* _Set problem_: Output as a numbered list the lines of the data from the very first one through the line that contains "layer-checkbox[interactable] [16, 154, 26, 164]", both included, leaving out any blank lines.

* _Raw records_:
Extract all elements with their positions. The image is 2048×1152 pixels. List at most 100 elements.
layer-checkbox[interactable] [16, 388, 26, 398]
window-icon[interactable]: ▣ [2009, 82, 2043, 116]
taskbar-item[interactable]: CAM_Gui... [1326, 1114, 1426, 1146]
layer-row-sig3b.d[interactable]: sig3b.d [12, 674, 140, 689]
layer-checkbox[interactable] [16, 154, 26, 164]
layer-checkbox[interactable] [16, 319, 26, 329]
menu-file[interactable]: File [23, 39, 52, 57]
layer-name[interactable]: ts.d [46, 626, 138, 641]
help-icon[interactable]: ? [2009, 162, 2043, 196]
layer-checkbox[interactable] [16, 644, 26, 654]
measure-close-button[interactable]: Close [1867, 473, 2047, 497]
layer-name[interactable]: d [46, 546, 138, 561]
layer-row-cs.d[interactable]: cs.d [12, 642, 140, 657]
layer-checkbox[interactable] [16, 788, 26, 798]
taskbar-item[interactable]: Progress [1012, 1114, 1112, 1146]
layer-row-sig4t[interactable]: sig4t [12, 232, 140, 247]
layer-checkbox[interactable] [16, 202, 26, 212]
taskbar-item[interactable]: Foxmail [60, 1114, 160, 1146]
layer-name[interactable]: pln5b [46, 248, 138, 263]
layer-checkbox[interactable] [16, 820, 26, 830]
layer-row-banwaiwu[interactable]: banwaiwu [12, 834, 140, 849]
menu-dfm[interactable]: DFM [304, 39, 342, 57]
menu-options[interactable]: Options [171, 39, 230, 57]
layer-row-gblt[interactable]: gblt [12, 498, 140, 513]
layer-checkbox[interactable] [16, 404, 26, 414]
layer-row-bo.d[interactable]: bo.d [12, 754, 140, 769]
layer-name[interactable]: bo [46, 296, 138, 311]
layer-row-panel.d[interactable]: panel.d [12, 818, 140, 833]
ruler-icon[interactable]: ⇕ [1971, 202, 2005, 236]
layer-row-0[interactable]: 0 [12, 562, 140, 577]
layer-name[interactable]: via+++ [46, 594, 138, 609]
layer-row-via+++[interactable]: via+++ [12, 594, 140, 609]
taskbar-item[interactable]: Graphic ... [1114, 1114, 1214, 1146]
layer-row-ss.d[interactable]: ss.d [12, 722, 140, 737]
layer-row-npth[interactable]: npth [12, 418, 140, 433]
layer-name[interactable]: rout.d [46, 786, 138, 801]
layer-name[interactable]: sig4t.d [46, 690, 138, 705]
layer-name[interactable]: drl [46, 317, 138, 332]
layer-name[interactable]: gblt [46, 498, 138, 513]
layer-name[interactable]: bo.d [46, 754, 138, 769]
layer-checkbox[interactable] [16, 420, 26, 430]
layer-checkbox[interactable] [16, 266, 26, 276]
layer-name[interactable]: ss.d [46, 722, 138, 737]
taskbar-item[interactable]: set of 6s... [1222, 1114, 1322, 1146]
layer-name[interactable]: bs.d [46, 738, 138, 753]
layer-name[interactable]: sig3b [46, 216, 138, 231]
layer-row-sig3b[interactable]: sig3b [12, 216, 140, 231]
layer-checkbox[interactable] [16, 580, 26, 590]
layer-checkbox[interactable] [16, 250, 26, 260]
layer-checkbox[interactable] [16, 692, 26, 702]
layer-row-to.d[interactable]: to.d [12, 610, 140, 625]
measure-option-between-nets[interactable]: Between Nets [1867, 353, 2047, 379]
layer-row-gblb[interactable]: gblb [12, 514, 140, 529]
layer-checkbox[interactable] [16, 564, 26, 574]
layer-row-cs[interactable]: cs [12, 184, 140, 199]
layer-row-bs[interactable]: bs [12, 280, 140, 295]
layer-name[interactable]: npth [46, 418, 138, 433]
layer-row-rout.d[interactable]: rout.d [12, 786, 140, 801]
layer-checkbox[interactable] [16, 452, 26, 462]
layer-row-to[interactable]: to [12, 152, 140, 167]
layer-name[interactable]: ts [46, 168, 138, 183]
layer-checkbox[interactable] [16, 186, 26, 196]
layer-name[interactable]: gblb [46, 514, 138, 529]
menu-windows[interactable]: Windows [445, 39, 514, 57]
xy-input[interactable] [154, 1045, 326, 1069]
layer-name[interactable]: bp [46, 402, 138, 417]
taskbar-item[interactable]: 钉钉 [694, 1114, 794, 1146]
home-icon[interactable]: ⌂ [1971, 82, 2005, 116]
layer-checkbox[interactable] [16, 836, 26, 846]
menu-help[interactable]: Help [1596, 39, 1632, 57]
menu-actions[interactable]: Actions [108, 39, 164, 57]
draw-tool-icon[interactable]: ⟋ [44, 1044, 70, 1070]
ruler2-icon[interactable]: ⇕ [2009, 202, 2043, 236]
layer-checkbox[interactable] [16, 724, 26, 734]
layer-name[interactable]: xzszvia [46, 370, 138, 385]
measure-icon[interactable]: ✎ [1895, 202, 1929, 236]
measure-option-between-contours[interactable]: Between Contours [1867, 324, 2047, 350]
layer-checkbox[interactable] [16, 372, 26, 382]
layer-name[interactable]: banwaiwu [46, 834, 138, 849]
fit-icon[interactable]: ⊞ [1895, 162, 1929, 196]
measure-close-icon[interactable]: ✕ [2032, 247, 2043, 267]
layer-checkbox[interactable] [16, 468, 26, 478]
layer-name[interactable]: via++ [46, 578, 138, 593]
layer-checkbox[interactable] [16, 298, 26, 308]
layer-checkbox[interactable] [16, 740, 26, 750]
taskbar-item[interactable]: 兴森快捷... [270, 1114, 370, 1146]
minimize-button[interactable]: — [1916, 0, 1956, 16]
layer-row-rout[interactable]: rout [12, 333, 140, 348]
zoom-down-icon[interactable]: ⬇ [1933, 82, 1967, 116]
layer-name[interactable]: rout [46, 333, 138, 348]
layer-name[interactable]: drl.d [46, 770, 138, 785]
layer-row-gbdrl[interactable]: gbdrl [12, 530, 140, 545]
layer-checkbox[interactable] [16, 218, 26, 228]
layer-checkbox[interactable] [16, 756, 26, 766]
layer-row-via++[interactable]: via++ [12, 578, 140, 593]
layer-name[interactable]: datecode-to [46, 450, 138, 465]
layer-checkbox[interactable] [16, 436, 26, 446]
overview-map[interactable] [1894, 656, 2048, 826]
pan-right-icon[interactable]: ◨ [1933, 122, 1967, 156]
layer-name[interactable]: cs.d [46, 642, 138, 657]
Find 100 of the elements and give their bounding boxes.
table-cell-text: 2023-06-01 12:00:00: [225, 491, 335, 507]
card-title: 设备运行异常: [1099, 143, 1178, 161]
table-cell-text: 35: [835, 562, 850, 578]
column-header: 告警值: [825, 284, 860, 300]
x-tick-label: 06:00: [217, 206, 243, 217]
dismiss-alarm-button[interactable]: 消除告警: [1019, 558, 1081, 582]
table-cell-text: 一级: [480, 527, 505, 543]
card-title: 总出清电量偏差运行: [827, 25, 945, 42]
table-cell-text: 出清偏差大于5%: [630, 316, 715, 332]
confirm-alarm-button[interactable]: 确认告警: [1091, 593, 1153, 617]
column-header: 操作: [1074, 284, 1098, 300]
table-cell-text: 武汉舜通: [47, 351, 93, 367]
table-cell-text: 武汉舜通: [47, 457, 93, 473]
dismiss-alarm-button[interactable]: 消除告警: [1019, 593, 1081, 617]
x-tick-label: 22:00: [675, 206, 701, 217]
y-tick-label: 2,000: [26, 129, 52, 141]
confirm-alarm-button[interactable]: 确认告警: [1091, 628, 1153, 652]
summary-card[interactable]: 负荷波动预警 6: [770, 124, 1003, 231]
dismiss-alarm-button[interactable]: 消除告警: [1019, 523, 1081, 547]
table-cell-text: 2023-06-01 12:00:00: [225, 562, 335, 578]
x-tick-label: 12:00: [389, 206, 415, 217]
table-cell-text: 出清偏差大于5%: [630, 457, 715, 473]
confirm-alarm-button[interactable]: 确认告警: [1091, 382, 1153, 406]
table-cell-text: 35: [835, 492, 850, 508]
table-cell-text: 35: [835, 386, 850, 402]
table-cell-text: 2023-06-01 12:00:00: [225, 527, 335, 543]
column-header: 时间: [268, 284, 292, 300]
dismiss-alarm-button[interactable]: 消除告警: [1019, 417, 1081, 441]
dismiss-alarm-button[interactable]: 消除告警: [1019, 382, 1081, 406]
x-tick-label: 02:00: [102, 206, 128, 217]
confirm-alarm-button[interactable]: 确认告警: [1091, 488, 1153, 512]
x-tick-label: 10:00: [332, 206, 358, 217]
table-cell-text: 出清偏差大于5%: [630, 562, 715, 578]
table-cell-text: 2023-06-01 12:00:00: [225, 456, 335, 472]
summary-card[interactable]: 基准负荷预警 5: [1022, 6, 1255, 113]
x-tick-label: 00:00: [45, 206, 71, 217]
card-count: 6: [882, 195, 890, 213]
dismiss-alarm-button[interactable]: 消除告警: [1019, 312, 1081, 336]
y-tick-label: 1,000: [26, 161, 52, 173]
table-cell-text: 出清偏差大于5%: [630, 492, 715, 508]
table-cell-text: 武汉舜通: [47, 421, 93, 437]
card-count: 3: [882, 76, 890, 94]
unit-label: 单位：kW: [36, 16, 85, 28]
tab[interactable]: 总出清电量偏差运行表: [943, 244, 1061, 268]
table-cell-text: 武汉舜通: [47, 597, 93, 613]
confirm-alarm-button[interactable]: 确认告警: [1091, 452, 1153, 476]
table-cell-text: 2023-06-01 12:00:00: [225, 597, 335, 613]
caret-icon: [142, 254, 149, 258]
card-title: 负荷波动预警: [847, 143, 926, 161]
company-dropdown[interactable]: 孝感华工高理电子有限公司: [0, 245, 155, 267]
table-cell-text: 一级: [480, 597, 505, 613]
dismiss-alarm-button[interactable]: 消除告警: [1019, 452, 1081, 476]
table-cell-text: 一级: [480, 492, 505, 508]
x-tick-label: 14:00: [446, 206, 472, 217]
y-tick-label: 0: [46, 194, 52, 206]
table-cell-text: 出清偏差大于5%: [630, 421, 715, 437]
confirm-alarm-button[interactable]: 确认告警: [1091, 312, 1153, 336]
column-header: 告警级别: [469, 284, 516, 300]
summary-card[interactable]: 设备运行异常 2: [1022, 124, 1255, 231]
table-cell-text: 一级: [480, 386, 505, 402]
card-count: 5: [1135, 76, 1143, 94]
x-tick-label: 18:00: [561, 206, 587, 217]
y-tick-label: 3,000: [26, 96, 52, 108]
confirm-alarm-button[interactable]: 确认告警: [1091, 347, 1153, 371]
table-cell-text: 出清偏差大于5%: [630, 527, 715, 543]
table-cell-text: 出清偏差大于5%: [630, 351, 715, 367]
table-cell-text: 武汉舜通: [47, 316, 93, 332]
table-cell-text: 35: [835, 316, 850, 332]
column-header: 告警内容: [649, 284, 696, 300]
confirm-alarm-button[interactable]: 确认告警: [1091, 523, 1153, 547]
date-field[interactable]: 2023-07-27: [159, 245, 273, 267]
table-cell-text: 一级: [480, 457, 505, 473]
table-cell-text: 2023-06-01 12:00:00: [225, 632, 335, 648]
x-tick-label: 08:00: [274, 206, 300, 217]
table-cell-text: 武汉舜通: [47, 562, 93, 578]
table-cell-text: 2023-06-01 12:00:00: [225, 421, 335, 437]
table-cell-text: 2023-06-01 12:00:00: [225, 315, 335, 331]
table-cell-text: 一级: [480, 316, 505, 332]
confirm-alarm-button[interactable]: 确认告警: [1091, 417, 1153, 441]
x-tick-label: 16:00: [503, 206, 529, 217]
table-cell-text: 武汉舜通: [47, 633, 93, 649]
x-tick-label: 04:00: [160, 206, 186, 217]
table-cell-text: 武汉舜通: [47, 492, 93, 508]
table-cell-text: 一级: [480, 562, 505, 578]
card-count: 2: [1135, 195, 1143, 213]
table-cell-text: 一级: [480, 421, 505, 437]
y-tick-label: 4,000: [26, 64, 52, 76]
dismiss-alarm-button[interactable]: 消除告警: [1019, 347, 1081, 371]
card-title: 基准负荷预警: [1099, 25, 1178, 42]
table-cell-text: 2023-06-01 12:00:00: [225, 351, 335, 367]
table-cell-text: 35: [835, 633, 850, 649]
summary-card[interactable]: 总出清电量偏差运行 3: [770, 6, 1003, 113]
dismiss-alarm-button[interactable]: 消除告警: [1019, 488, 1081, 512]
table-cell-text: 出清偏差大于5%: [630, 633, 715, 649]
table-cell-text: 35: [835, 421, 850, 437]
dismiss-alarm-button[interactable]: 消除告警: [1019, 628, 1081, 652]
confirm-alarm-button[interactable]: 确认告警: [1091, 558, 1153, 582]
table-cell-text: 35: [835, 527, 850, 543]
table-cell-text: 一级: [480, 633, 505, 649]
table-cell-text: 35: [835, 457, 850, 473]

* _The output_:
1. Extract all elements with their positions. The image is 2048×1152 pixels. List at most 100 elements.
2. layer-checkbox[interactable] [16, 388, 26, 398]
3. window-icon[interactable]: ▣ [2009, 82, 2043, 116]
4. taskbar-item[interactable]: CAM_Gui... [1326, 1114, 1426, 1146]
5. layer-row-sig3b.d[interactable]: sig3b.d [12, 674, 140, 689]
6. layer-checkbox[interactable] [16, 154, 26, 164]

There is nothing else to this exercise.